Part of a data file
============

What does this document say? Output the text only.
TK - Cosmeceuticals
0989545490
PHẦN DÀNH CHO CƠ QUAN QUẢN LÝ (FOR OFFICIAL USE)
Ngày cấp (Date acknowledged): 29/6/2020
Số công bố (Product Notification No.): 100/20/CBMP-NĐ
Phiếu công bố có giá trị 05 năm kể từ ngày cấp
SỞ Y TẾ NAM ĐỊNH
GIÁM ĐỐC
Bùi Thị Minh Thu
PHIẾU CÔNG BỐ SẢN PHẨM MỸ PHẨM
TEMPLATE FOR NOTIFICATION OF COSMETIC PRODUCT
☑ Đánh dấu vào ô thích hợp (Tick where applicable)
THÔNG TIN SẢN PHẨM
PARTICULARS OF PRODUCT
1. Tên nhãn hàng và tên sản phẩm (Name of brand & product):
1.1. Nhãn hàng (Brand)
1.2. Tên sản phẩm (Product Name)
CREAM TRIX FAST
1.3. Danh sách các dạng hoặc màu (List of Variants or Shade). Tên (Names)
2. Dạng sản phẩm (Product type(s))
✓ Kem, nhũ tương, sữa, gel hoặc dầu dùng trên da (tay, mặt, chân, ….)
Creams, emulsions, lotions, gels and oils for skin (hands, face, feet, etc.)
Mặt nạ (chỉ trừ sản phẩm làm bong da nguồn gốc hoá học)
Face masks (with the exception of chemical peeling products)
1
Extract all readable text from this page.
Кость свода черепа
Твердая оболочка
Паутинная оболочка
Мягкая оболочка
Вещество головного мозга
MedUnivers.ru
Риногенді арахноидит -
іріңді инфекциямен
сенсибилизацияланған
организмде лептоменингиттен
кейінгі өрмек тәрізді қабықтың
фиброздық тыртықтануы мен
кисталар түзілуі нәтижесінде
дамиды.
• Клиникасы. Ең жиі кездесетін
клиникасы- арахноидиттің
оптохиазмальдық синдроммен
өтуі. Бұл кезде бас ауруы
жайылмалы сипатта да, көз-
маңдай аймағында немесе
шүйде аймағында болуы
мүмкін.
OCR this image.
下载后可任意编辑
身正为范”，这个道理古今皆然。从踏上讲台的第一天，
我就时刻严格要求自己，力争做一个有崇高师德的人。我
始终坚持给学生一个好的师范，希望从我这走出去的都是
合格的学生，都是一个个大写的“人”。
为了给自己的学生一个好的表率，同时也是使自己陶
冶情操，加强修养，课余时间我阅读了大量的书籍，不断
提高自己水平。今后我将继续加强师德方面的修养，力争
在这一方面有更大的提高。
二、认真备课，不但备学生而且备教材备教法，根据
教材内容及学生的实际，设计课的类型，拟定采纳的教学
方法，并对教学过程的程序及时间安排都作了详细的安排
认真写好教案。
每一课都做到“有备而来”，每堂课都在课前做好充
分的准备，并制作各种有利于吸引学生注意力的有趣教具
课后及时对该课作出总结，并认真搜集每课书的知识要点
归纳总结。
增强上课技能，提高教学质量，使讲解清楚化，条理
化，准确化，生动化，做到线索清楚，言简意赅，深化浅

============

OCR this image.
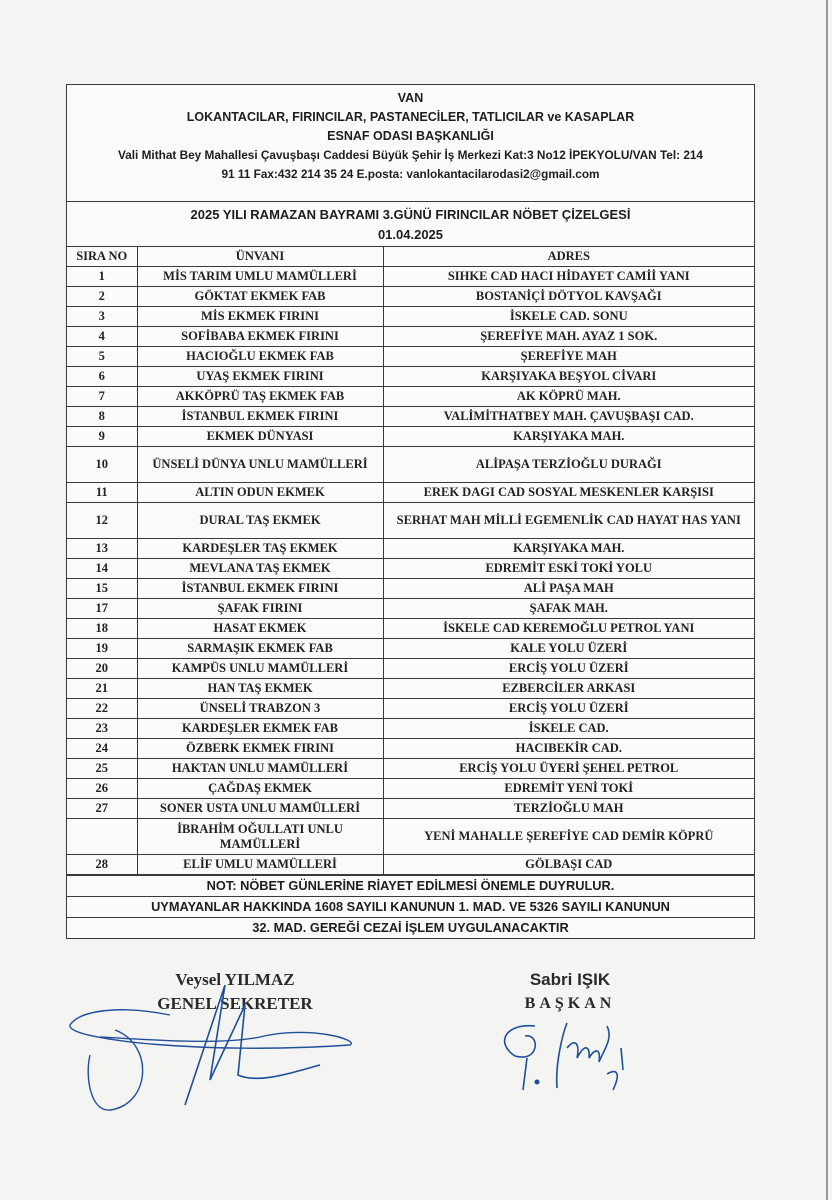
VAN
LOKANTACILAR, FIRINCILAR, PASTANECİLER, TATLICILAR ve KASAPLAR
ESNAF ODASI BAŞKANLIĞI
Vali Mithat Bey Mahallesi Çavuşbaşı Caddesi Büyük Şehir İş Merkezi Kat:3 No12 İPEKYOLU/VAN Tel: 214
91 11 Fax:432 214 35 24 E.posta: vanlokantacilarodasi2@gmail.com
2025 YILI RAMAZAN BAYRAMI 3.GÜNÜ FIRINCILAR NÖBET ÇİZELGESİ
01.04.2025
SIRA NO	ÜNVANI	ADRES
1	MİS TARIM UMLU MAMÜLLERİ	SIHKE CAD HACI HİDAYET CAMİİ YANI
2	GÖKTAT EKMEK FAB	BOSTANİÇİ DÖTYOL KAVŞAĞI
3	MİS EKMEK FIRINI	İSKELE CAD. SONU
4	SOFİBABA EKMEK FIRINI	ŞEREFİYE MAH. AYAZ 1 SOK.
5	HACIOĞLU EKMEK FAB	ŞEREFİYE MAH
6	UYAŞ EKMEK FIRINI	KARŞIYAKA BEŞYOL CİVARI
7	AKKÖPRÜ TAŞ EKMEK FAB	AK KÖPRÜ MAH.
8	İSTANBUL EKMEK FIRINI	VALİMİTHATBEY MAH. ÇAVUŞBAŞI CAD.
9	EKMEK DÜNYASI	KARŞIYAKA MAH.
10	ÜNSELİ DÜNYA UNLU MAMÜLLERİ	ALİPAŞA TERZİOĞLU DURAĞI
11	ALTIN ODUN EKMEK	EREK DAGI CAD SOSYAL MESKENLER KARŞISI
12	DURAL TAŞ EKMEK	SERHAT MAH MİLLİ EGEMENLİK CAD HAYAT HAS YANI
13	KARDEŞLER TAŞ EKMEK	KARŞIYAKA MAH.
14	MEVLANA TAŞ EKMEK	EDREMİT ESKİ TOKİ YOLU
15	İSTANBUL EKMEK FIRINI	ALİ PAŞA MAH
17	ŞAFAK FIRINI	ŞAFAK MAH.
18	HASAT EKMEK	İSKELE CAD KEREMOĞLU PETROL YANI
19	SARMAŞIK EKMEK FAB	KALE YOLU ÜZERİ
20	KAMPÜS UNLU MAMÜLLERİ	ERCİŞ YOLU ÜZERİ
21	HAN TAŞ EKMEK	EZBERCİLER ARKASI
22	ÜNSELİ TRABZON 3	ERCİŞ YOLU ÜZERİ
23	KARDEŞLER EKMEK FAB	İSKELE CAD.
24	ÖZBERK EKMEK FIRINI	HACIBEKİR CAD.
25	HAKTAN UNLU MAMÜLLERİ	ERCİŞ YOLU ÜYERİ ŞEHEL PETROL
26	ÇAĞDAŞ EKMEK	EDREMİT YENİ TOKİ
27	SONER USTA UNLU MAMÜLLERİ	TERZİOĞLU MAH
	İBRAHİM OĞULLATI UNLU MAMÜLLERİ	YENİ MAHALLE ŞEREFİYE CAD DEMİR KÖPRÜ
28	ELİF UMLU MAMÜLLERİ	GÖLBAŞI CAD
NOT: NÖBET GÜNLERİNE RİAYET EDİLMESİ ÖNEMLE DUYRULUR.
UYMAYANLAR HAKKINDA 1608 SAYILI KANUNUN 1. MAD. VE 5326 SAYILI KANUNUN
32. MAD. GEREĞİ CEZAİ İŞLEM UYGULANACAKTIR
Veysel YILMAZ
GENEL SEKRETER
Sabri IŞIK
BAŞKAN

============

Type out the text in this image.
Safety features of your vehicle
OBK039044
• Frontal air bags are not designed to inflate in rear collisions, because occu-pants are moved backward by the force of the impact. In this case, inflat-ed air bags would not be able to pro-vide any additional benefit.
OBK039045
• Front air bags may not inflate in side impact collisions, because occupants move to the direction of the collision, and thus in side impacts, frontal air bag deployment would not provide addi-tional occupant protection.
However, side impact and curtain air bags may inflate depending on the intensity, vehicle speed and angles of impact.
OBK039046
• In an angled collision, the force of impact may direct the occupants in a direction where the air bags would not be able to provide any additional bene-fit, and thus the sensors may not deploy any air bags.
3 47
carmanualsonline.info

============

## Goal of the exercise
Pick each line holding the word "ERCİŞ" out of the listing.

## Result for this task
20	KAMPÜS UNLU MAMÜLLERİ	ERCİŞ YOLU ÜZERİ
22	ÜNSELİ TRABZON 3	ERCİŞ YOLU ÜZERİ
25	HAKTAN UNLU MAMÜLLERİ	ERCİŞ YOLU ÜYERİ ŞEHEL PETROL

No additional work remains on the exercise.